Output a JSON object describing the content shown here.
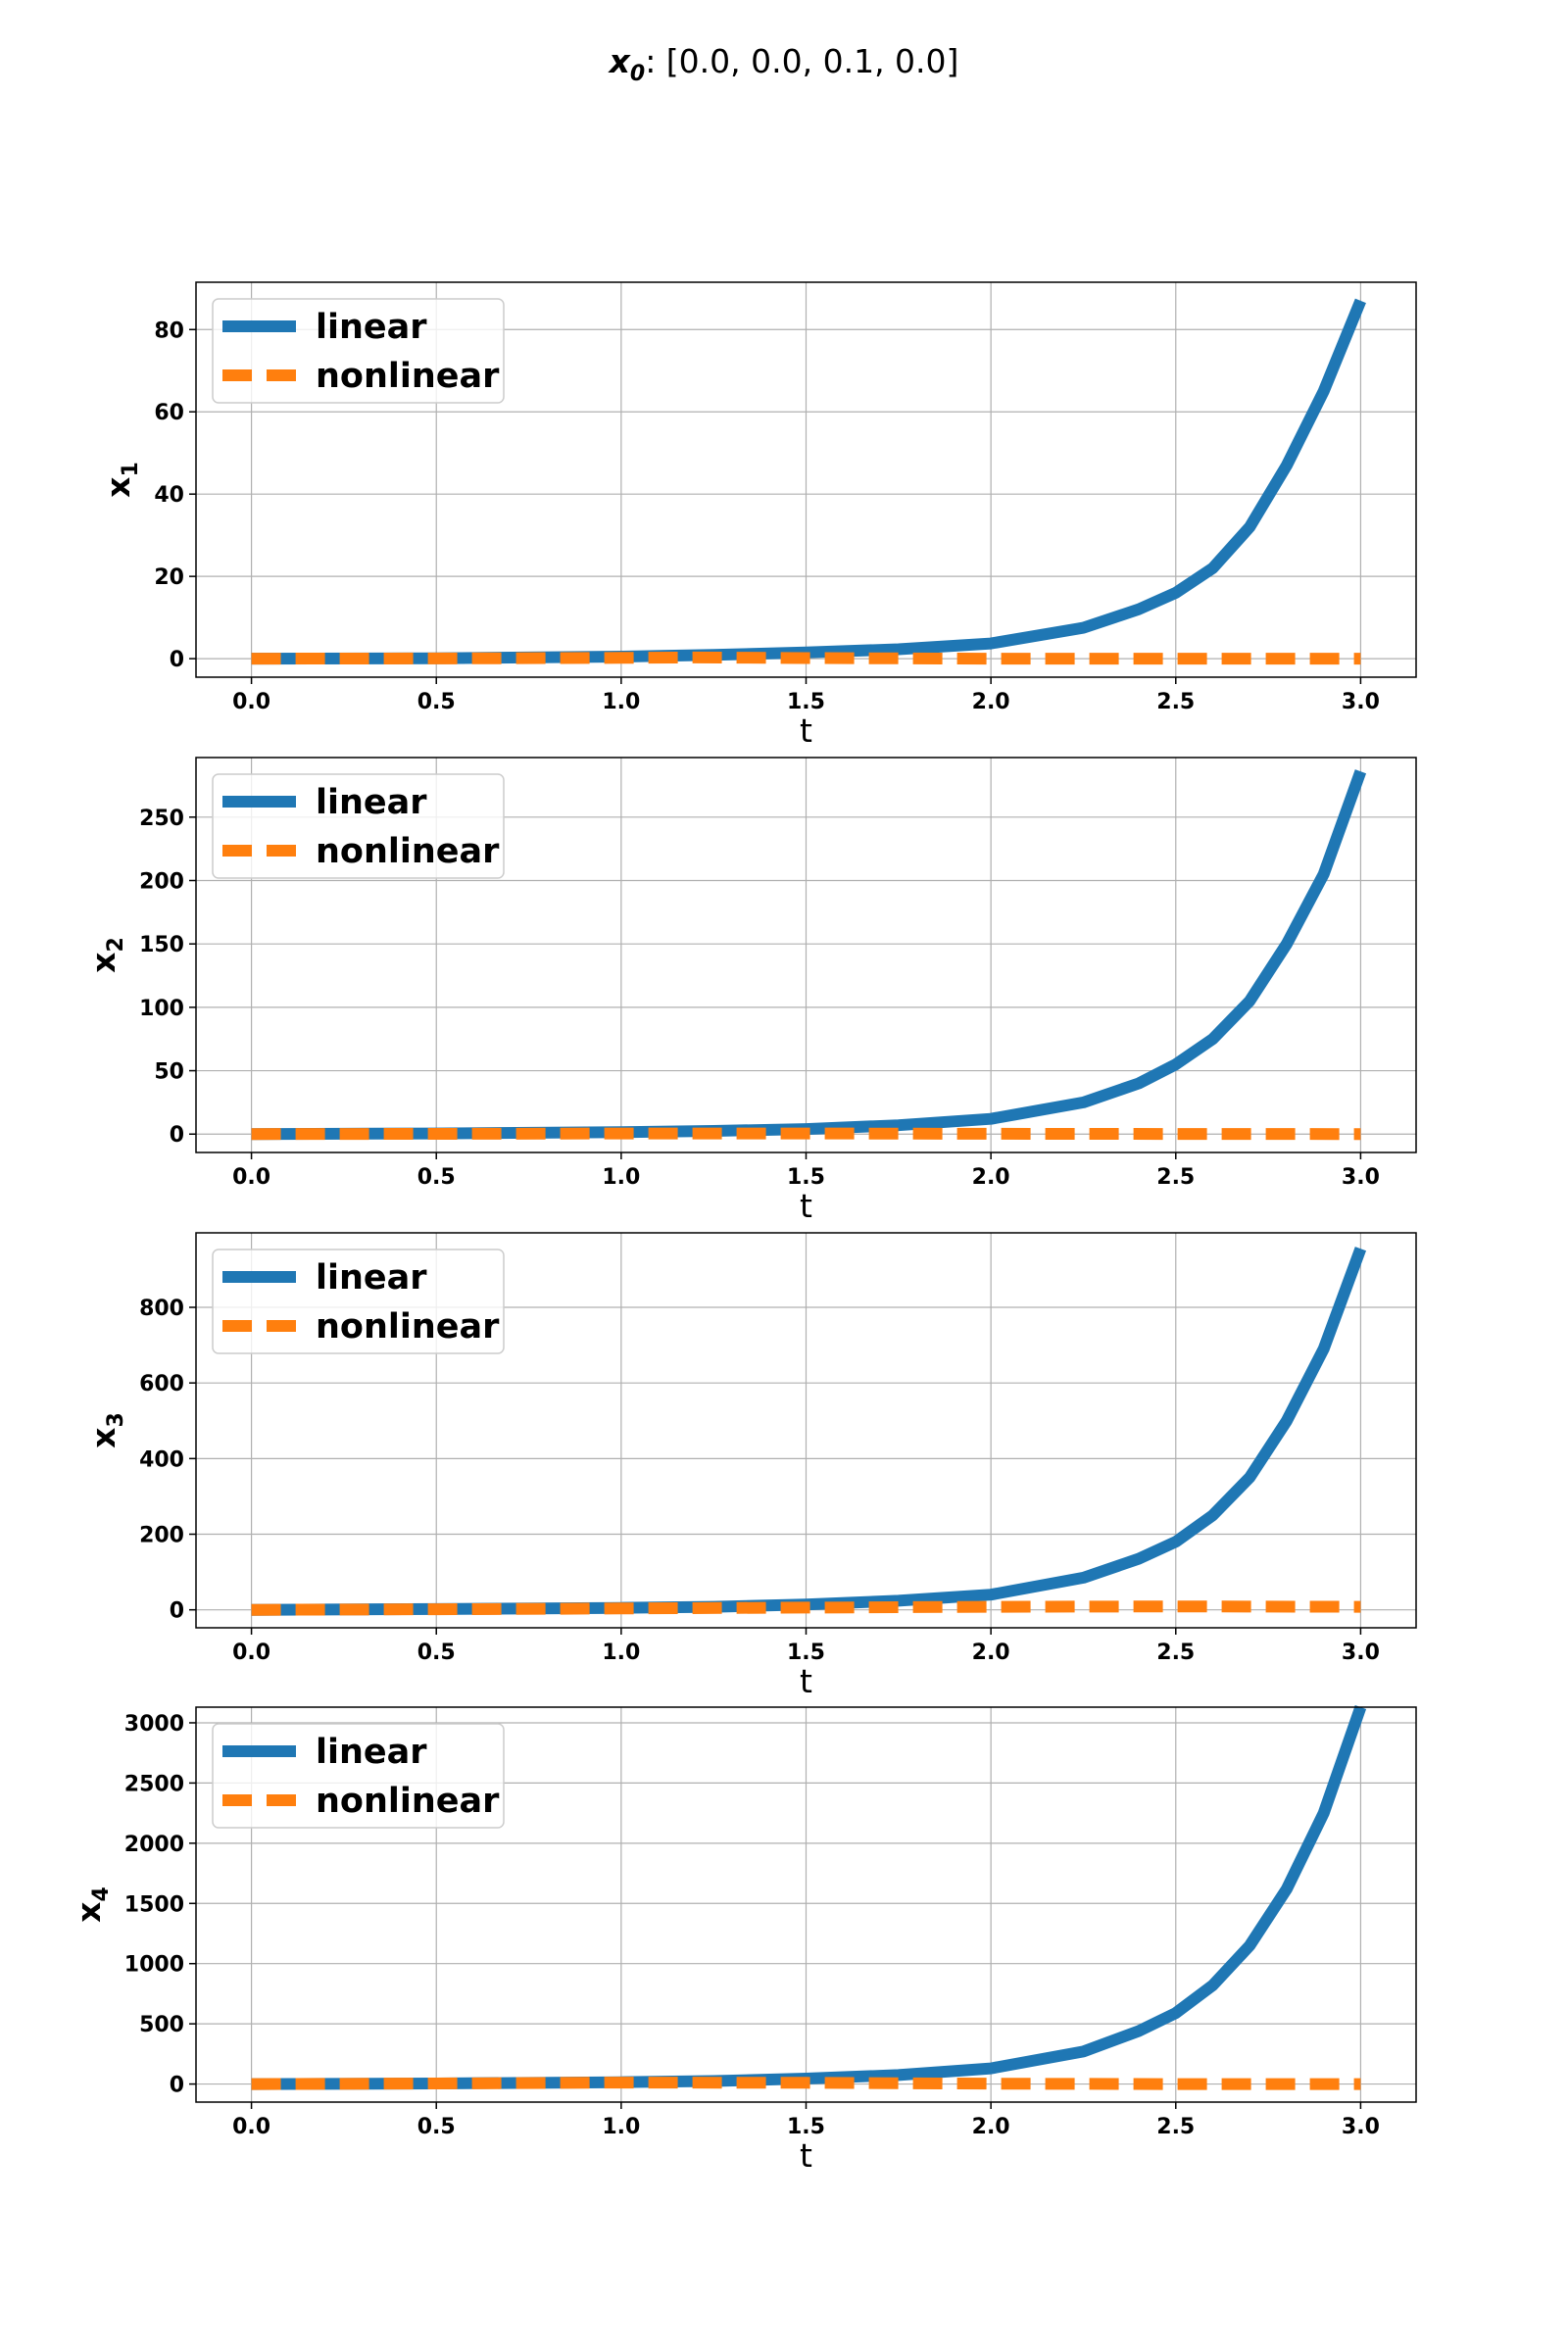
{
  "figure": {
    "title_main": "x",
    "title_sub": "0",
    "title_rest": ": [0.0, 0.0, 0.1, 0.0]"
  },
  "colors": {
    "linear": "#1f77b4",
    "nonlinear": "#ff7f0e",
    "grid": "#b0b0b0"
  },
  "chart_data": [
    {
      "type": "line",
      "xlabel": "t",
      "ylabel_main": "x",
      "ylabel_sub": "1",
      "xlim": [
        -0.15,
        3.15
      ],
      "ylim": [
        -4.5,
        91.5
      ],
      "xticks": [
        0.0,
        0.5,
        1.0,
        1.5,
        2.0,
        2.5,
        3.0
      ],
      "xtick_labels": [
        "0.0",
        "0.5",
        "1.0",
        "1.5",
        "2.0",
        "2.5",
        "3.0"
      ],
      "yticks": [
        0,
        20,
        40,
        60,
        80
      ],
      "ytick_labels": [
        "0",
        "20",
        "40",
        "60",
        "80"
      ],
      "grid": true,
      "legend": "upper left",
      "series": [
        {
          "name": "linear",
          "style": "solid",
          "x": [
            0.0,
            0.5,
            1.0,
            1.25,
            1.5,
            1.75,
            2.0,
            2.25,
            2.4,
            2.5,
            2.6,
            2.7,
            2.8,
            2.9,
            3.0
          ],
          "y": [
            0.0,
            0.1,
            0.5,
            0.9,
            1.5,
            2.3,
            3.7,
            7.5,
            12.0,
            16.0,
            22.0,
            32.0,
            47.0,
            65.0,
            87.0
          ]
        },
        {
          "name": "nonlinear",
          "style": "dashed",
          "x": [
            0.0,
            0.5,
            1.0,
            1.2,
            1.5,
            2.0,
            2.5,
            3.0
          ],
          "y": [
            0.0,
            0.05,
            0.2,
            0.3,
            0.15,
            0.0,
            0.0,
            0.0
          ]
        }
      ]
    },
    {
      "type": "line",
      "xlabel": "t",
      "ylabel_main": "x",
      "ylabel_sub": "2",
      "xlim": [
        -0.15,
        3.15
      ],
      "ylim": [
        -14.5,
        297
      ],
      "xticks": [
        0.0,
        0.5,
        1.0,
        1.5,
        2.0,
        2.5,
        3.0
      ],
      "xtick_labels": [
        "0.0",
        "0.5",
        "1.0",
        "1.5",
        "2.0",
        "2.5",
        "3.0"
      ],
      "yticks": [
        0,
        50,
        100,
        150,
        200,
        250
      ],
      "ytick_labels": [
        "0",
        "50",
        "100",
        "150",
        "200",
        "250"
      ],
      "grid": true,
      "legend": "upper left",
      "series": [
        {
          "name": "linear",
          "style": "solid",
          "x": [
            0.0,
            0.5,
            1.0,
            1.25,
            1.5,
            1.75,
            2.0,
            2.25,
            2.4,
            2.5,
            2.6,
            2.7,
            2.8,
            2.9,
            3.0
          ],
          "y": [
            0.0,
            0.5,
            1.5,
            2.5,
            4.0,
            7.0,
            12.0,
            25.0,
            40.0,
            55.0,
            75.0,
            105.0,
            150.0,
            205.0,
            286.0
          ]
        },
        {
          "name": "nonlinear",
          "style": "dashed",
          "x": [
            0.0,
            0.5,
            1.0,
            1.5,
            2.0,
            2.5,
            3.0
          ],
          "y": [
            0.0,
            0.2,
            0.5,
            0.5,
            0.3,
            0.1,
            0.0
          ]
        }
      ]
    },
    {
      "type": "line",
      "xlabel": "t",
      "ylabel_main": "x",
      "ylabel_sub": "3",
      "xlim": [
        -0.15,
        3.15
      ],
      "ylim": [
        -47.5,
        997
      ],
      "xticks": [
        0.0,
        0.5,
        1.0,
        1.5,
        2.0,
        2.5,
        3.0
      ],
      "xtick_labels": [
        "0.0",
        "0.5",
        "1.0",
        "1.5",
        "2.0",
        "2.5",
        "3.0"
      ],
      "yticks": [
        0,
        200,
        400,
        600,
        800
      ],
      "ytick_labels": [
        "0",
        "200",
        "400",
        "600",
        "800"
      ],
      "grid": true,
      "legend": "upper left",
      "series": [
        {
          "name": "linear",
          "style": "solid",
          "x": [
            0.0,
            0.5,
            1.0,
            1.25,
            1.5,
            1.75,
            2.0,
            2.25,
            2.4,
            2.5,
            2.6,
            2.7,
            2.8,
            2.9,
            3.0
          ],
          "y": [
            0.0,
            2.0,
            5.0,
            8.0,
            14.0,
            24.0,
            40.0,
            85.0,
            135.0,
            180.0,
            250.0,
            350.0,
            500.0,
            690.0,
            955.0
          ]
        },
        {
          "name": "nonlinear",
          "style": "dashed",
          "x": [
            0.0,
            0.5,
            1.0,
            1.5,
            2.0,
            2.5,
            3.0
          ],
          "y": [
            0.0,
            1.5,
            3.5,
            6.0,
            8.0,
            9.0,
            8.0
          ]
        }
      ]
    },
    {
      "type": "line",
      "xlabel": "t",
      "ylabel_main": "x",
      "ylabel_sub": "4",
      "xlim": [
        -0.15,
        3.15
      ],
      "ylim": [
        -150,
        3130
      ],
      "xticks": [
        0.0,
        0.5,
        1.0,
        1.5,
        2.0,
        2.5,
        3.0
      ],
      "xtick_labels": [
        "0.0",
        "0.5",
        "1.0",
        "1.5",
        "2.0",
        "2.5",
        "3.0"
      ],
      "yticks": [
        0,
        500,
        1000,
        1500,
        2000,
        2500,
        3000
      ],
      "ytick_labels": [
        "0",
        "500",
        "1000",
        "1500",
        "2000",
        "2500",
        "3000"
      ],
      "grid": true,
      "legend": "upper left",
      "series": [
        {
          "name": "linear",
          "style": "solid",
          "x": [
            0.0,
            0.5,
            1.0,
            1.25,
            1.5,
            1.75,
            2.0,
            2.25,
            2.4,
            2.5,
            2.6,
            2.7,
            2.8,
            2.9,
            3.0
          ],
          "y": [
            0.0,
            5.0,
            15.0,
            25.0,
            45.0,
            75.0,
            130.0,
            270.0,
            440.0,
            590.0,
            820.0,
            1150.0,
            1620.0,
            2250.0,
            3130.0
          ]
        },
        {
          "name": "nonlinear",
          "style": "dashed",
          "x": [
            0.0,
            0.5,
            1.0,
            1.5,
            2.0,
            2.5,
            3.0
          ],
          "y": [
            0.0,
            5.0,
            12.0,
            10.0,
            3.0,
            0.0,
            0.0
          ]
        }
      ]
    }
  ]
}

* * *

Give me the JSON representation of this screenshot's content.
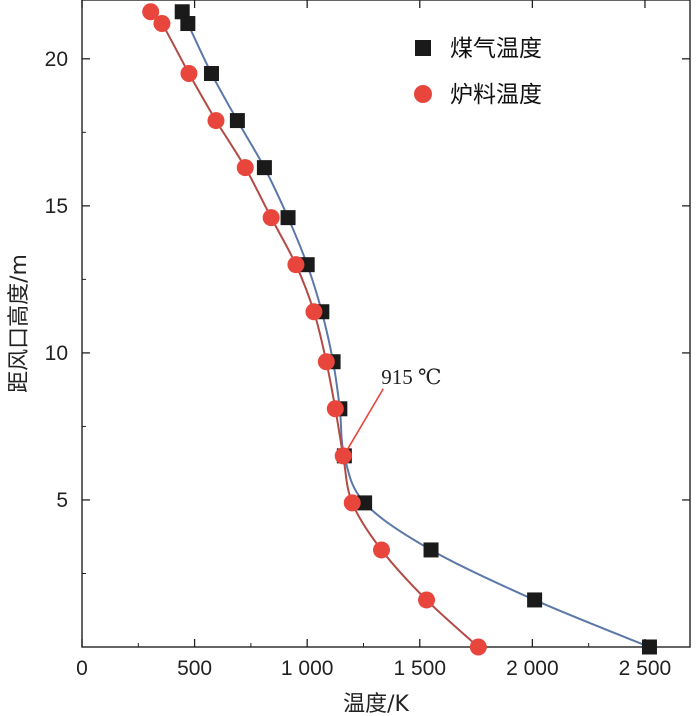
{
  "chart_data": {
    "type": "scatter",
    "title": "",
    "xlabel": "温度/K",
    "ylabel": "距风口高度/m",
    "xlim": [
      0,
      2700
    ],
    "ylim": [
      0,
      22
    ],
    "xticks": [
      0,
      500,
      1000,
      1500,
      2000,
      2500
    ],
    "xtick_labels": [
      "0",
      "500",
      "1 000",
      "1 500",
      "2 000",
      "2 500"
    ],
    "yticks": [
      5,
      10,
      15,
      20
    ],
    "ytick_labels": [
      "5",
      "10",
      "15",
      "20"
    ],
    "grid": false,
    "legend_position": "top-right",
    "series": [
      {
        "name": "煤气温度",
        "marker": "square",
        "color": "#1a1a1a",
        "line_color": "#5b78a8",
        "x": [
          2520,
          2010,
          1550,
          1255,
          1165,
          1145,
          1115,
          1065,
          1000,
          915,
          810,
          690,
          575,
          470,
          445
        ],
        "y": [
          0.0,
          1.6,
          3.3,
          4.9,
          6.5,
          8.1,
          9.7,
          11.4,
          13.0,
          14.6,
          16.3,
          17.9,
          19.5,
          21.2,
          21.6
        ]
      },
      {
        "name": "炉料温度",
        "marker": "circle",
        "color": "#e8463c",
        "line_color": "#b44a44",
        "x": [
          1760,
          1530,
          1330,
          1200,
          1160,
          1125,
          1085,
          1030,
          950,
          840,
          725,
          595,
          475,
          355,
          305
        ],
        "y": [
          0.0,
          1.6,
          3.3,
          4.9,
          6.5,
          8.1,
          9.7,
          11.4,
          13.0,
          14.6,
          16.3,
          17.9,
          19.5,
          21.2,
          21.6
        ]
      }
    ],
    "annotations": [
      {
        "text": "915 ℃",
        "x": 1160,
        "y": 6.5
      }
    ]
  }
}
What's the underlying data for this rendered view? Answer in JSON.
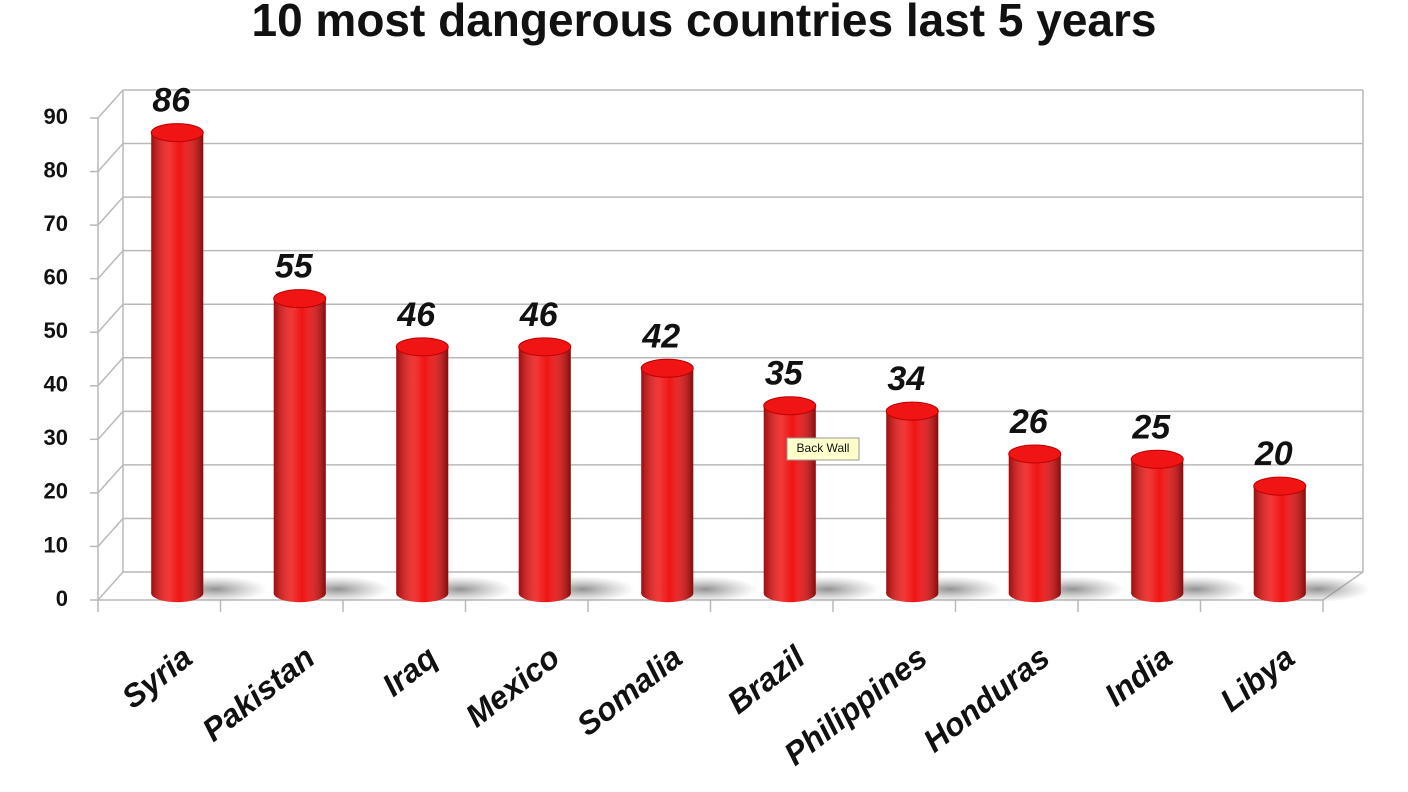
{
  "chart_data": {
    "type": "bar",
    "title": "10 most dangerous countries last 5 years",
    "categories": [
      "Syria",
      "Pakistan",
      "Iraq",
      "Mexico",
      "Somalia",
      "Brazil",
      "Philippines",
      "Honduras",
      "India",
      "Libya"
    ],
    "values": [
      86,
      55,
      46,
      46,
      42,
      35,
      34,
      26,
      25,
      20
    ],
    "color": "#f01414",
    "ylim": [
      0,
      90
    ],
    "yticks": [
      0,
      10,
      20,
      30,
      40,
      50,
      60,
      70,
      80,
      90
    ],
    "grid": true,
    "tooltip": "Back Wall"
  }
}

* * *

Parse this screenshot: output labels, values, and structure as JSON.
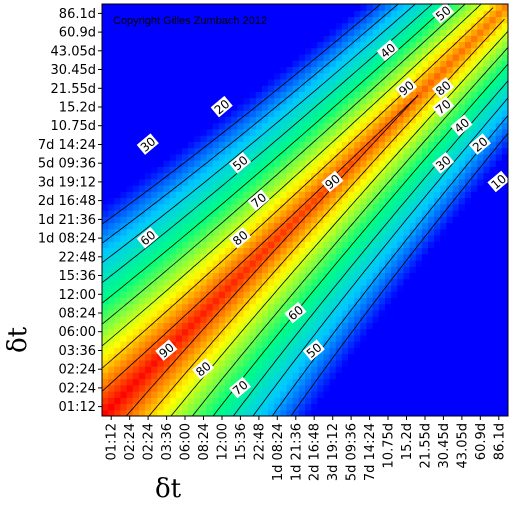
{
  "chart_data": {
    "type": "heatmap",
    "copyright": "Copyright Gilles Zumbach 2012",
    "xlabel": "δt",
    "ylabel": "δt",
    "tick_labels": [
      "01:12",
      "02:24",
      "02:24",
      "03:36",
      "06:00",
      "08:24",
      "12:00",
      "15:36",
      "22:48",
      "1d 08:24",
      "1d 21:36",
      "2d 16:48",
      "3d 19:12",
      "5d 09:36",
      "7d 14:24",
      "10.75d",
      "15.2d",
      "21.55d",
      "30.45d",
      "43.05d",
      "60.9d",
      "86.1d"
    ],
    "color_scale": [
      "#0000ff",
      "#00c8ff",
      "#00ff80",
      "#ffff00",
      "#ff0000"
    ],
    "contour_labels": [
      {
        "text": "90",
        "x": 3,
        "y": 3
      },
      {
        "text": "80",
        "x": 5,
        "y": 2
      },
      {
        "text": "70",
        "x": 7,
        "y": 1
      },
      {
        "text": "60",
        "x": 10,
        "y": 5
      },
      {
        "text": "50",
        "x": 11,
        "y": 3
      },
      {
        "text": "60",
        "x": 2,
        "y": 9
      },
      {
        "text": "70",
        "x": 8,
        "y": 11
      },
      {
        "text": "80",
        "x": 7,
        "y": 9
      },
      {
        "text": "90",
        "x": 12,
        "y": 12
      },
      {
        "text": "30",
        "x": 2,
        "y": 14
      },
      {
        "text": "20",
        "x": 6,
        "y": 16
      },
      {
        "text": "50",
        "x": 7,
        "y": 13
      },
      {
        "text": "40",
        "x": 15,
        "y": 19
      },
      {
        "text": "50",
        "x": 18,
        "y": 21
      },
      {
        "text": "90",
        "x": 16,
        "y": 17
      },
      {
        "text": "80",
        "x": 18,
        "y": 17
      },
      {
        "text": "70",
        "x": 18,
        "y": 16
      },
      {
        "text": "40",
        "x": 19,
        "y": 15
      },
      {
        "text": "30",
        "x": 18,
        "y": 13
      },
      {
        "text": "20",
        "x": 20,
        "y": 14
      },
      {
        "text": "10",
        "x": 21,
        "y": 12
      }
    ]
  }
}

**Task brief**
Copy each line containing the word "content" from the data.

**Exercise result**
Output a JSON object describing the content shown here.
Give me the JSON representation of this screenshot's content.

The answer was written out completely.